AIM OF THE TASK: Output an exact reproduction of the data.

RECORDS FOR THIS TASK:
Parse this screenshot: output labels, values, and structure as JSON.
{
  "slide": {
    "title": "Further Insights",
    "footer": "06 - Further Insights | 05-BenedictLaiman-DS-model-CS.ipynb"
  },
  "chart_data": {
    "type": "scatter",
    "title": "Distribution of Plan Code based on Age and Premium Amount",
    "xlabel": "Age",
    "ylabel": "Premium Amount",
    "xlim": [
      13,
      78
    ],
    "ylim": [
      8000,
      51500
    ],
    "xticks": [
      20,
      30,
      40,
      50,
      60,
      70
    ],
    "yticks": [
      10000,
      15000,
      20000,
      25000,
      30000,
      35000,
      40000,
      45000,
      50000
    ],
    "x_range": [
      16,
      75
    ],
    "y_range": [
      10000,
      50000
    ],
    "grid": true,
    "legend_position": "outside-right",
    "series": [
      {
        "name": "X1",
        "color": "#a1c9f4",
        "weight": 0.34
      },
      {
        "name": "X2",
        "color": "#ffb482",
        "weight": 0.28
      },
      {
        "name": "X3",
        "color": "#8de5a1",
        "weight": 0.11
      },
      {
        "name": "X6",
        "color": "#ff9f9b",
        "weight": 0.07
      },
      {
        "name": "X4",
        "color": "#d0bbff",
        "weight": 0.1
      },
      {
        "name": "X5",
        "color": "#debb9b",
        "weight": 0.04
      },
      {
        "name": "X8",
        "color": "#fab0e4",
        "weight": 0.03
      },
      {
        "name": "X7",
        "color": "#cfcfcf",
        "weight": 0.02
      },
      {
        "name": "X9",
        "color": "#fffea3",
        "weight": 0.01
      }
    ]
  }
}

TASK RESPONSE:
Parse this screenshot: output labels, values, and structure as JSON.
{
  "slide": {
    "title": "Further Insights",
    "footer": "06 - Further Insights | 05-BenedictLaiman-DS-model-CS.ipynb"
  },
  "chart_data": {
    "type": "scatter",
    "title": "Distribution of Plan Code based on Age and Premium Amount",
    "xlabel": "Age",
    "ylabel": "Premium Amount",
    "xlim": [
      13,
      78
    ],
    "ylim": [
      8000,
      51500
    ],
    "xticks": [
      20,
      30,
      40,
      50,
      60,
      70
    ],
    "yticks": [
      10000,
      15000,
      20000,
      25000,
      30000,
      35000,
      40000,
      45000,
      50000
    ],
    "x_range": [
      16,
      75
    ],
    "y_range": [
      10000,
      50000
    ],
    "grid": true,
    "legend_position": "outside-right",
    "series": [
      {
        "name": "X1",
        "color": "#a1c9f4",
        "weight": 0.34
      },
      {
        "name": "X2",
        "color": "#ffb482",
        "weight": 0.28
      },
      {
        "name": "X3",
        "color": "#8de5a1",
        "weight": 0.11
      },
      {
        "name": "X6",
        "color": "#ff9f9b",
        "weight": 0.07
      },
      {
        "name": "X4",
        "color": "#d0bbff",
        "weight": 0.1
      },
      {
        "name": "X5",
        "color": "#debb9b",
        "weight": 0.04
      },
      {
        "name": "X8",
        "color": "#fab0e4",
        "weight": 0.03
      },
      {
        "name": "X7",
        "color": "#cfcfcf",
        "weight": 0.02
      },
      {
        "name": "X9",
        "color": "#fffea3",
        "weight": 0.01
      }
    ]
  }
}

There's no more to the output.